A block of data:
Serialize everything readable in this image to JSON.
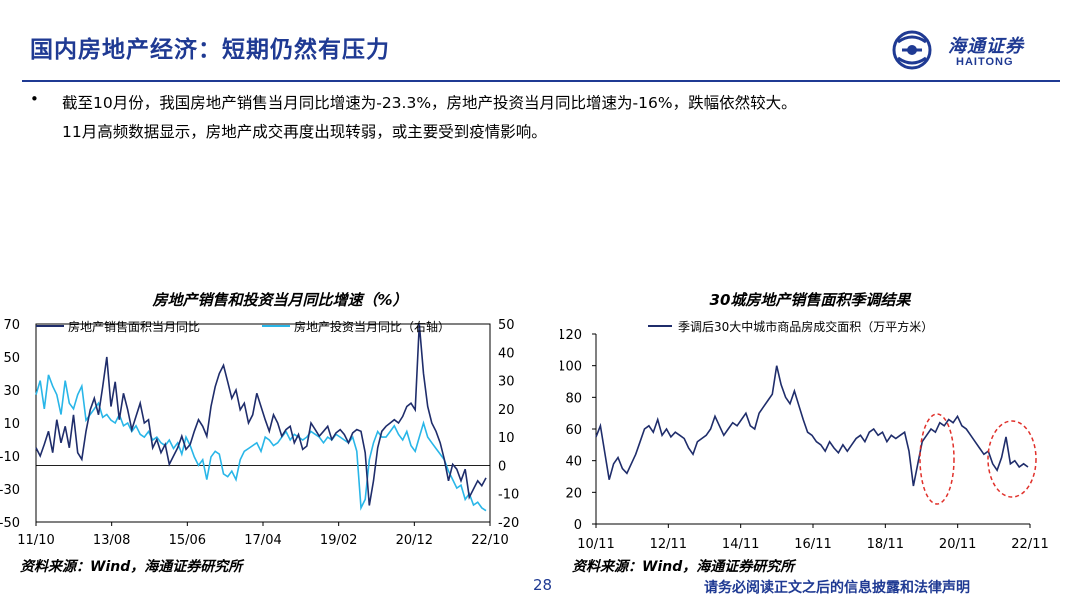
{
  "header": {
    "title": "国内房地产经济：短期仍然有压力",
    "logo_cn": "海通证券",
    "logo_en": "HAITONG"
  },
  "body": {
    "bullet": "•",
    "line1": "截至10月份，我国房地产销售当月同比增速为-23.3%，房地产投资当月同比增速为-16%，跌幅依然较大。",
    "line2": "11月高频数据显示，房地产成交再度出现转弱，或主要受到疫情影响。"
  },
  "footer": {
    "source_left": "资料来源：Wind，海通证券研究所",
    "source_right": "资料来源：Wind，海通证券研究所",
    "page_number": "28",
    "disclaimer": "请务必阅读正文之后的信息披露和法律声明"
  },
  "colors": {
    "brand": "#1f3a93",
    "series_dark": "#1f2d6b",
    "series_light": "#29b6e8",
    "highlight_circle": "#e0302a"
  },
  "chart_data": [
    {
      "type": "line",
      "title": "房地产销售和投资当月同比增速（%）",
      "x_ticks": [
        "11/10",
        "13/08",
        "15/06",
        "17/04",
        "19/02",
        "20/12",
        "22/10"
      ],
      "y_left": {
        "ticks": [
          "70",
          "50",
          "30",
          "10",
          "-10",
          "-30",
          "-50"
        ],
        "range": [
          -50,
          70
        ]
      },
      "y_right": {
        "ticks": [
          "50",
          "40",
          "30",
          "20",
          "10",
          "0",
          "-10",
          "-20"
        ],
        "range": [
          -20,
          50
        ]
      },
      "legend_position": "top",
      "series": [
        {
          "name": "房地产销售面积当月同比",
          "axis": "left",
          "values": [
            -5,
            -10,
            -3,
            5,
            -8,
            12,
            -2,
            8,
            -5,
            15,
            -8,
            -12,
            5,
            18,
            25,
            15,
            32,
            50,
            20,
            35,
            12,
            28,
            18,
            6,
            14,
            22,
            10,
            12,
            -5,
            0,
            -8,
            -3,
            -15,
            -10,
            -5,
            2,
            -6,
            -3,
            5,
            12,
            8,
            2,
            20,
            32,
            40,
            45,
            35,
            25,
            30,
            18,
            22,
            10,
            15,
            28,
            20,
            12,
            5,
            15,
            10,
            2,
            6,
            8,
            -2,
            3,
            -6,
            -4,
            10,
            6,
            2,
            5,
            8,
            0,
            4,
            6,
            3,
            -2,
            4,
            6,
            5,
            -8,
            -40,
            -25,
            -5,
            5,
            8,
            10,
            12,
            10,
            14,
            20,
            22,
            18,
            70,
            40,
            20,
            10,
            5,
            -2,
            -12,
            -25,
            -15,
            -18,
            -25,
            -18,
            -35,
            -30,
            -25,
            -28,
            -23.3
          ]
        },
        {
          "name": "房地产投资当月同比（右轴）",
          "axis": "right",
          "series_label_note": "",
          "values": [
            25,
            30,
            20,
            32,
            28,
            25,
            18,
            30,
            22,
            20,
            25,
            28,
            16,
            18,
            20,
            22,
            17,
            18,
            16,
            15,
            18,
            14,
            15,
            12,
            14,
            11,
            10,
            12,
            9,
            10,
            8,
            7,
            9,
            6,
            8,
            4,
            10,
            7,
            3,
            0,
            2,
            -5,
            3,
            5,
            4,
            -3,
            -4,
            -2,
            -5,
            2,
            5,
            6,
            7,
            8,
            5,
            10,
            9,
            7,
            8,
            10,
            12,
            9,
            11,
            10,
            9,
            10,
            12,
            11,
            10,
            8,
            10,
            9,
            11,
            10,
            9,
            8,
            10,
            5,
            -15,
            -12,
            2,
            8,
            12,
            10,
            10,
            12,
            14,
            11,
            9,
            12,
            7,
            5,
            10,
            15,
            10,
            8,
            6,
            4,
            2,
            -2,
            -5,
            -8,
            -7,
            -12,
            -10,
            -14,
            -13,
            -15,
            -16
          ]
        }
      ]
    },
    {
      "type": "line",
      "title": "30城房地产销售面积季调结果",
      "x_ticks": [
        "10/11",
        "12/11",
        "14/11",
        "16/11",
        "18/11",
        "20/11",
        "22/11"
      ],
      "y_left": {
        "ticks": [
          "120",
          "100",
          "80",
          "60",
          "40",
          "20",
          "0"
        ],
        "range": [
          0,
          120
        ]
      },
      "legend_position": "top",
      "series": [
        {
          "name": "季调后30大中城市商品房成交面积（万平方米）",
          "values": [
            55,
            62,
            45,
            28,
            38,
            42,
            35,
            32,
            38,
            44,
            52,
            60,
            62,
            58,
            66,
            56,
            60,
            55,
            58,
            56,
            54,
            48,
            44,
            52,
            54,
            56,
            60,
            68,
            62,
            56,
            60,
            64,
            62,
            66,
            70,
            62,
            60,
            70,
            74,
            78,
            82,
            100,
            88,
            80,
            76,
            84,
            75,
            66,
            58,
            56,
            52,
            50,
            46,
            52,
            48,
            45,
            50,
            46,
            50,
            54,
            56,
            52,
            58,
            60,
            56,
            58,
            52,
            56,
            54,
            56,
            58,
            46,
            24,
            38,
            52,
            56,
            60,
            58,
            64,
            62,
            66,
            64,
            68,
            62,
            60,
            56,
            52,
            48,
            44,
            46,
            38,
            34,
            42,
            55,
            38,
            40,
            36,
            38,
            36
          ]
        }
      ]
    }
  ]
}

The task: Can you retype every record above exactly, leaving out the pictures?

Problem solution:
Serialize everything readable in this image to JSON.
{
  "header": {
    "title": "国内房地产经济：短期仍然有压力",
    "logo_cn": "海通证券",
    "logo_en": "HAITONG"
  },
  "body": {
    "bullet": "•",
    "line1": "截至10月份，我国房地产销售当月同比增速为-23.3%，房地产投资当月同比增速为-16%，跌幅依然较大。",
    "line2": "11月高频数据显示，房地产成交再度出现转弱，或主要受到疫情影响。"
  },
  "footer": {
    "source_left": "资料来源：Wind，海通证券研究所",
    "source_right": "资料来源：Wind，海通证券研究所",
    "page_number": "28",
    "disclaimer": "请务必阅读正文之后的信息披露和法律声明"
  },
  "colors": {
    "brand": "#1f3a93",
    "series_dark": "#1f2d6b",
    "series_light": "#29b6e8",
    "highlight_circle": "#e0302a"
  },
  "chart_data": [
    {
      "type": "line",
      "title": "房地产销售和投资当月同比增速（%）",
      "x_ticks": [
        "11/10",
        "13/08",
        "15/06",
        "17/04",
        "19/02",
        "20/12",
        "22/10"
      ],
      "y_left": {
        "ticks": [
          "70",
          "50",
          "30",
          "10",
          "-10",
          "-30",
          "-50"
        ],
        "range": [
          -50,
          70
        ]
      },
      "y_right": {
        "ticks": [
          "50",
          "40",
          "30",
          "20",
          "10",
          "0",
          "-10",
          "-20"
        ],
        "range": [
          -20,
          50
        ]
      },
      "legend_position": "top",
      "series": [
        {
          "name": "房地产销售面积当月同比",
          "axis": "left",
          "values": [
            -5,
            -10,
            -3,
            5,
            -8,
            12,
            -2,
            8,
            -5,
            15,
            -8,
            -12,
            5,
            18,
            25,
            15,
            32,
            50,
            20,
            35,
            12,
            28,
            18,
            6,
            14,
            22,
            10,
            12,
            -5,
            0,
            -8,
            -3,
            -15,
            -10,
            -5,
            2,
            -6,
            -3,
            5,
            12,
            8,
            2,
            20,
            32,
            40,
            45,
            35,
            25,
            30,
            18,
            22,
            10,
            15,
            28,
            20,
            12,
            5,
            15,
            10,
            2,
            6,
            8,
            -2,
            3,
            -6,
            -4,
            10,
            6,
            2,
            5,
            8,
            0,
            4,
            6,
            3,
            -2,
            4,
            6,
            5,
            -8,
            -40,
            -25,
            -5,
            5,
            8,
            10,
            12,
            10,
            14,
            20,
            22,
            18,
            70,
            40,
            20,
            10,
            5,
            -2,
            -12,
            -25,
            -15,
            -18,
            -25,
            -18,
            -35,
            -30,
            -25,
            -28,
            -23.3
          ]
        },
        {
          "name": "房地产投资当月同比（右轴）",
          "axis": "right",
          "series_label_note": "",
          "values": [
            25,
            30,
            20,
            32,
            28,
            25,
            18,
            30,
            22,
            20,
            25,
            28,
            16,
            18,
            20,
            22,
            17,
            18,
            16,
            15,
            18,
            14,
            15,
            12,
            14,
            11,
            10,
            12,
            9,
            10,
            8,
            7,
            9,
            6,
            8,
            4,
            10,
            7,
            3,
            0,
            2,
            -5,
            3,
            5,
            4,
            -3,
            -4,
            -2,
            -5,
            2,
            5,
            6,
            7,
            8,
            5,
            10,
            9,
            7,
            8,
            10,
            12,
            9,
            11,
            10,
            9,
            10,
            12,
            11,
            10,
            8,
            10,
            9,
            11,
            10,
            9,
            8,
            10,
            5,
            -15,
            -12,
            2,
            8,
            12,
            10,
            10,
            12,
            14,
            11,
            9,
            12,
            7,
            5,
            10,
            15,
            10,
            8,
            6,
            4,
            2,
            -2,
            -5,
            -8,
            -7,
            -12,
            -10,
            -14,
            -13,
            -15,
            -16
          ]
        }
      ]
    },
    {
      "type": "line",
      "title": "30城房地产销售面积季调结果",
      "x_ticks": [
        "10/11",
        "12/11",
        "14/11",
        "16/11",
        "18/11",
        "20/11",
        "22/11"
      ],
      "y_left": {
        "ticks": [
          "120",
          "100",
          "80",
          "60",
          "40",
          "20",
          "0"
        ],
        "range": [
          0,
          120
        ]
      },
      "legend_position": "top",
      "series": [
        {
          "name": "季调后30大中城市商品房成交面积（万平方米）",
          "values": [
            55,
            62,
            45,
            28,
            38,
            42,
            35,
            32,
            38,
            44,
            52,
            60,
            62,
            58,
            66,
            56,
            60,
            55,
            58,
            56,
            54,
            48,
            44,
            52,
            54,
            56,
            60,
            68,
            62,
            56,
            60,
            64,
            62,
            66,
            70,
            62,
            60,
            70,
            74,
            78,
            82,
            100,
            88,
            80,
            76,
            84,
            75,
            66,
            58,
            56,
            52,
            50,
            46,
            52,
            48,
            45,
            50,
            46,
            50,
            54,
            56,
            52,
            58,
            60,
            56,
            58,
            52,
            56,
            54,
            56,
            58,
            46,
            24,
            38,
            52,
            56,
            60,
            58,
            64,
            62,
            66,
            64,
            68,
            62,
            60,
            56,
            52,
            48,
            44,
            46,
            38,
            34,
            42,
            55,
            38,
            40,
            36,
            38,
            36
          ]
        }
      ]
    }
  ]
}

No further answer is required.